[Data excerpts]
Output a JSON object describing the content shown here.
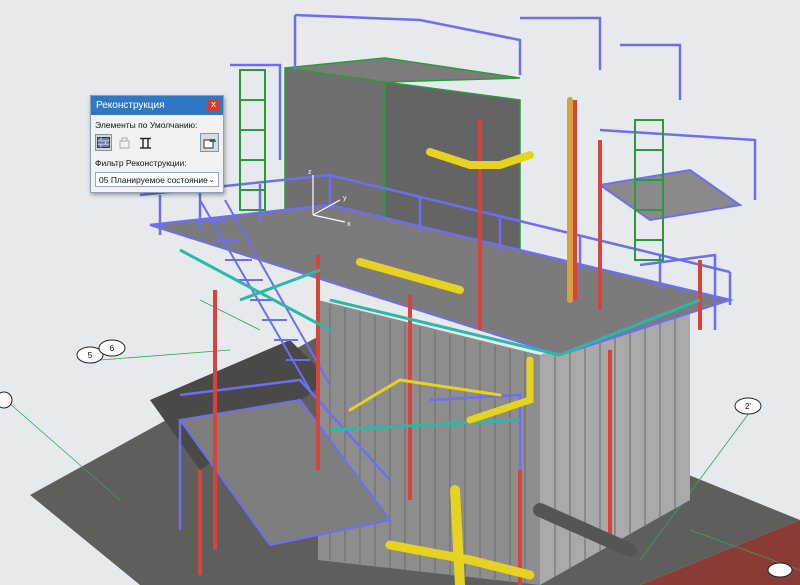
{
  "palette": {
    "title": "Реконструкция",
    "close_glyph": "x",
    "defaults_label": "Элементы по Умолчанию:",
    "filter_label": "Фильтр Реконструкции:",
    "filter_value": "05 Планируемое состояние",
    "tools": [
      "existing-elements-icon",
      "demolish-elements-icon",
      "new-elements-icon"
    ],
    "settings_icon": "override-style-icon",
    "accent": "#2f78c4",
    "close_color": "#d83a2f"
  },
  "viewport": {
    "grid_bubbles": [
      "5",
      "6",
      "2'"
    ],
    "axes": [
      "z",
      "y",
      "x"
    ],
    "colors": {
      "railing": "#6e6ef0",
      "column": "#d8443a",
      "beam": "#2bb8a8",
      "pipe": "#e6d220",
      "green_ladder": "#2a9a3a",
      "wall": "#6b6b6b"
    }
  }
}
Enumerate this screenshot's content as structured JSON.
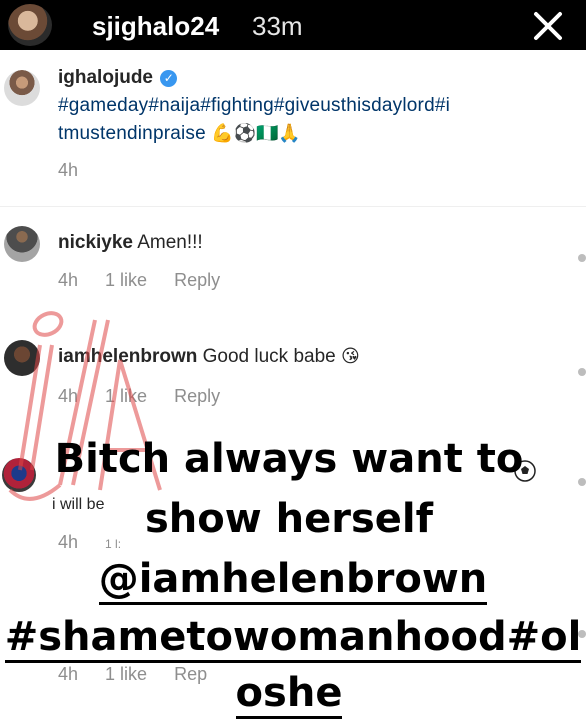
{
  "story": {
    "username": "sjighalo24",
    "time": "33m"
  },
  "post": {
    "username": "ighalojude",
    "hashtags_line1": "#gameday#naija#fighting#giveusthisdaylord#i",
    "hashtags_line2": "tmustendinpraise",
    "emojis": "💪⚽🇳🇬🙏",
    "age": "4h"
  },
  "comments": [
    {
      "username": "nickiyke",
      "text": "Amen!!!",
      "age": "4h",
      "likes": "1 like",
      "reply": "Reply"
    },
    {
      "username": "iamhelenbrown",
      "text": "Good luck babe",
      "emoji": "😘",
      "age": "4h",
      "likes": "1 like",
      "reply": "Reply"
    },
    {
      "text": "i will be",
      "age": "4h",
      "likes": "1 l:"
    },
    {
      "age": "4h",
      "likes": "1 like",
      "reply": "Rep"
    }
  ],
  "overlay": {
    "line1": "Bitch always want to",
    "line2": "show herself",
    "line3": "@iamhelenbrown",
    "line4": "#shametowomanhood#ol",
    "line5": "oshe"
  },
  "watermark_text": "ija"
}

**Problem to solve:** Print all of the records shown above exactly, leaving out each picture.

**Result for this exercise:**
Output a JSON object describing the content shown here.
{
  "palette": {
    "title": "Реконструкция",
    "close_glyph": "x",
    "defaults_label": "Элементы по Умолчанию:",
    "filter_label": "Фильтр Реконструкции:",
    "filter_value": "05 Планируемое состояние",
    "tools": [
      "existing-elements-icon",
      "demolish-elements-icon",
      "new-elements-icon"
    ],
    "settings_icon": "override-style-icon",
    "accent": "#2f78c4",
    "close_color": "#d83a2f"
  },
  "viewport": {
    "grid_bubbles": [
      "5",
      "6",
      "2'"
    ],
    "axes": [
      "z",
      "y",
      "x"
    ],
    "colors": {
      "railing": "#6e6ef0",
      "column": "#d8443a",
      "beam": "#2bb8a8",
      "pipe": "#e6d220",
      "green_ladder": "#2a9a3a",
      "wall": "#6b6b6b"
    }
  }
}
Enumerate this screenshot's content as structured JSON.
{
  "story": {
    "username": "sjighalo24",
    "time": "33m"
  },
  "post": {
    "username": "ighalojude",
    "hashtags_line1": "#gameday#naija#fighting#giveusthisdaylord#i",
    "hashtags_line2": "tmustendinpraise",
    "emojis": "💪⚽🇳🇬🙏",
    "age": "4h"
  },
  "comments": [
    {
      "username": "nickiyke",
      "text": "Amen!!!",
      "age": "4h",
      "likes": "1 like",
      "reply": "Reply"
    },
    {
      "username": "iamhelenbrown",
      "text": "Good luck babe",
      "emoji": "😘",
      "age": "4h",
      "likes": "1 like",
      "reply": "Reply"
    },
    {
      "text": "i will be",
      "age": "4h",
      "likes": "1 l:"
    },
    {
      "age": "4h",
      "likes": "1 like",
      "reply": "Rep"
    }
  ],
  "overlay": {
    "line1": "Bitch always want to",
    "line2": "show herself",
    "line3": "@iamhelenbrown",
    "line4": "#shametowomanhood#ol",
    "line5": "oshe"
  },
  "watermark_text": "ija"
}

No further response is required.